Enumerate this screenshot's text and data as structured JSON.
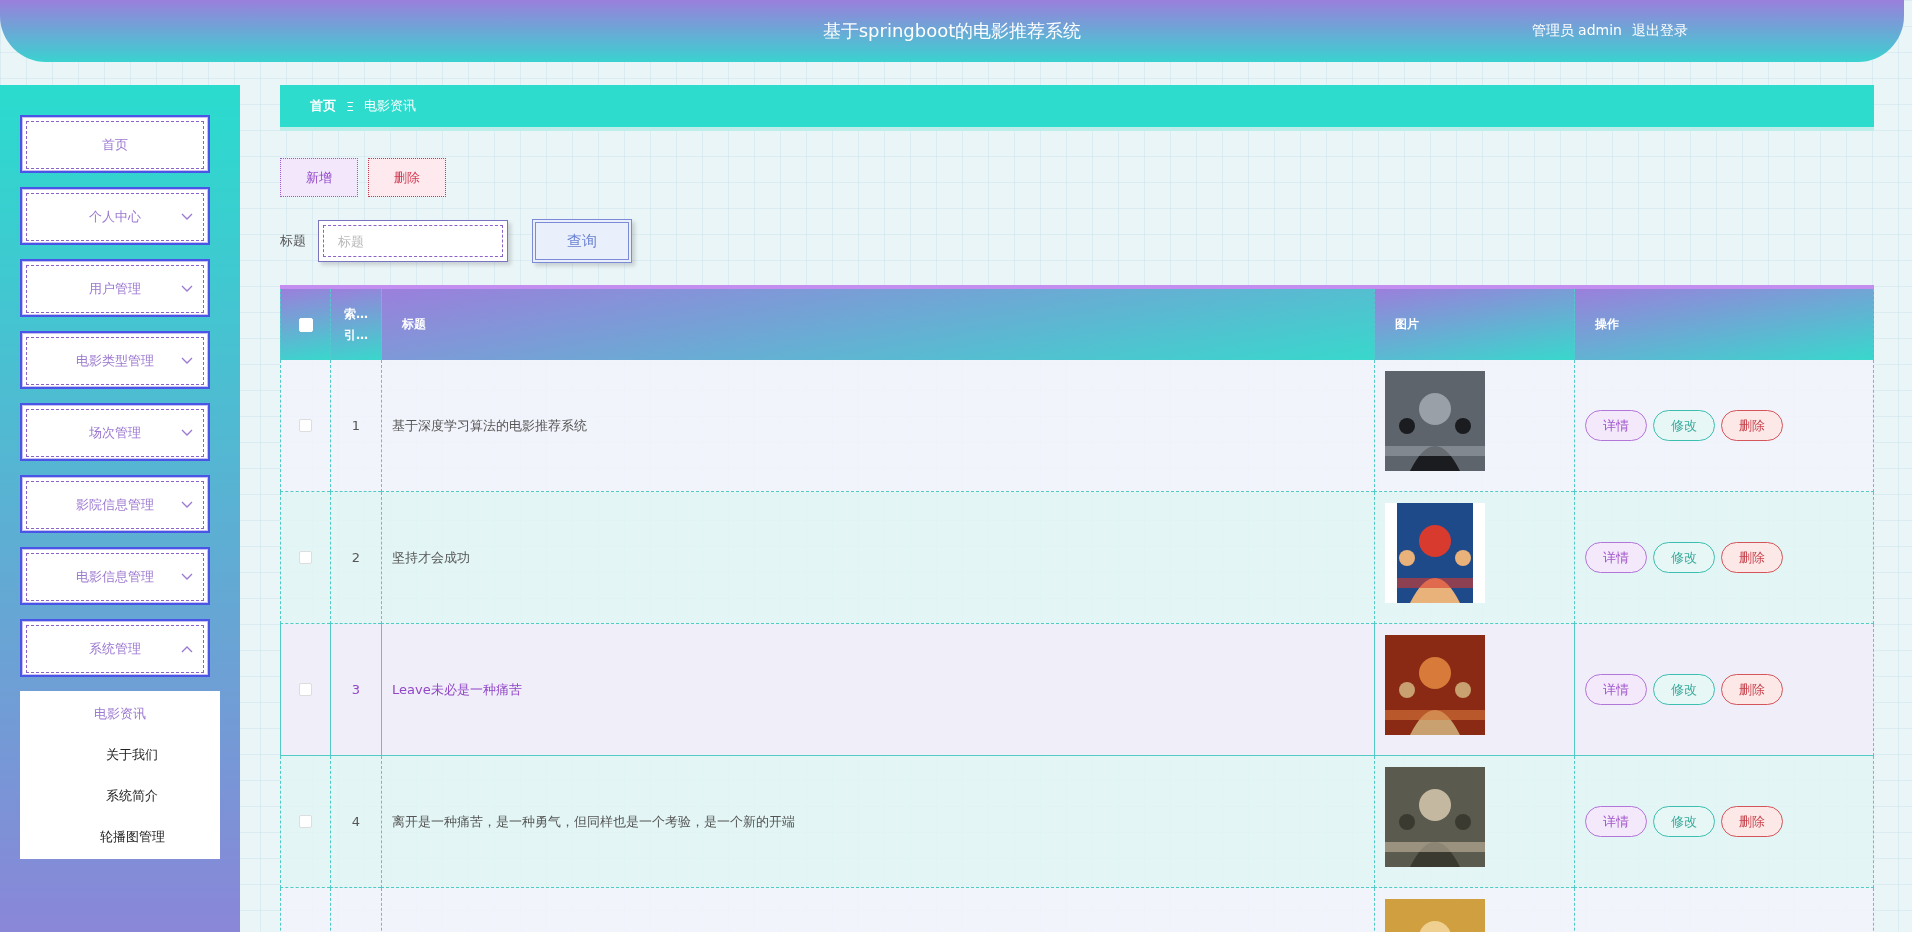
{
  "header": {
    "title": "基于springboot的电影推荐系统",
    "user": "管理员 admin",
    "logout": "退出登录"
  },
  "sidebar": {
    "items": [
      {
        "label": "首页"
      },
      {
        "label": "个人中心",
        "expanded": false
      },
      {
        "label": "用户管理",
        "expanded": false
      },
      {
        "label": "电影类型管理",
        "expanded": false
      },
      {
        "label": "场次管理",
        "expanded": false
      },
      {
        "label": "影院信息管理",
        "expanded": false
      },
      {
        "label": "电影信息管理",
        "expanded": false
      },
      {
        "label": "系统管理",
        "expanded": true,
        "children": [
          {
            "label": "电影资讯",
            "selected": true
          },
          {
            "label": "关于我们",
            "selected": false
          },
          {
            "label": "系统简介",
            "selected": false
          },
          {
            "label": "轮播图管理",
            "selected": false
          }
        ]
      }
    ]
  },
  "breadcrumb": {
    "home": "首页",
    "separator": "Ξ",
    "current": "电影资讯"
  },
  "toolbar": {
    "add": "新增",
    "delete": "删除"
  },
  "search": {
    "label": "标题",
    "placeholder": "标题",
    "button": "查询"
  },
  "table": {
    "columns": [
      "索… 引…",
      "标题",
      "图片",
      "操作"
    ],
    "header_checked": false,
    "rows": [
      {
        "index": "1",
        "title": "基于深度学习算法的电影推荐系统",
        "checked": false,
        "highlighted": false,
        "image": {
          "kind": "picture"
        },
        "actions": [
          "详情",
          "修改",
          "删除"
        ]
      },
      {
        "index": "2",
        "title": "坚持才会成功",
        "checked": false,
        "highlighted": false,
        "image": {
          "kind": "picture"
        },
        "actions": [
          "详情",
          "修改",
          "删除"
        ]
      },
      {
        "index": "3",
        "title": "Leave未必是一种痛苦",
        "checked": false,
        "highlighted": true,
        "image": {
          "kind": "picture"
        },
        "actions": [
          "详情",
          "修改",
          "删除"
        ]
      },
      {
        "index": "4",
        "title": "离开是一种痛苦，是一种勇气，但同样也是一个考验，是一个新的开端",
        "checked": false,
        "highlighted": false,
        "image": {
          "kind": "picture"
        },
        "actions": [
          "详情",
          "修改",
          "删除"
        ]
      },
      {
        "image": {
          "kind": "picture"
        }
      }
    ]
  }
}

WRITTEN PROBLEM — Restate the listing above word for word, and skip the pictures.

SOLUTION TO THE EXERCISE —
Enumerate this screenshot's text and data as structured JSON.
{
  "header": {
    "title": "基于springboot的电影推荐系统",
    "user": "管理员 admin",
    "logout": "退出登录"
  },
  "sidebar": {
    "items": [
      {
        "label": "首页"
      },
      {
        "label": "个人中心",
        "expanded": false
      },
      {
        "label": "用户管理",
        "expanded": false
      },
      {
        "label": "电影类型管理",
        "expanded": false
      },
      {
        "label": "场次管理",
        "expanded": false
      },
      {
        "label": "影院信息管理",
        "expanded": false
      },
      {
        "label": "电影信息管理",
        "expanded": false
      },
      {
        "label": "系统管理",
        "expanded": true,
        "children": [
          {
            "label": "电影资讯",
            "selected": true
          },
          {
            "label": "关于我们",
            "selected": false
          },
          {
            "label": "系统简介",
            "selected": false
          },
          {
            "label": "轮播图管理",
            "selected": false
          }
        ]
      }
    ]
  },
  "breadcrumb": {
    "home": "首页",
    "separator": "Ξ",
    "current": "电影资讯"
  },
  "toolbar": {
    "add": "新增",
    "delete": "删除"
  },
  "search": {
    "label": "标题",
    "placeholder": "标题",
    "button": "查询"
  },
  "table": {
    "columns": [
      "索… 引…",
      "标题",
      "图片",
      "操作"
    ],
    "header_checked": false,
    "rows": [
      {
        "index": "1",
        "title": "基于深度学习算法的电影推荐系统",
        "checked": false,
        "highlighted": false,
        "image": {
          "kind": "picture"
        },
        "actions": [
          "详情",
          "修改",
          "删除"
        ]
      },
      {
        "index": "2",
        "title": "坚持才会成功",
        "checked": false,
        "highlighted": false,
        "image": {
          "kind": "picture"
        },
        "actions": [
          "详情",
          "修改",
          "删除"
        ]
      },
      {
        "index": "3",
        "title": "Leave未必是一种痛苦",
        "checked": false,
        "highlighted": true,
        "image": {
          "kind": "picture"
        },
        "actions": [
          "详情",
          "修改",
          "删除"
        ]
      },
      {
        "index": "4",
        "title": "离开是一种痛苦，是一种勇气，但同样也是一个考验，是一个新的开端",
        "checked": false,
        "highlighted": false,
        "image": {
          "kind": "picture"
        },
        "actions": [
          "详情",
          "修改",
          "删除"
        ]
      },
      {
        "image": {
          "kind": "picture"
        }
      }
    ]
  }
}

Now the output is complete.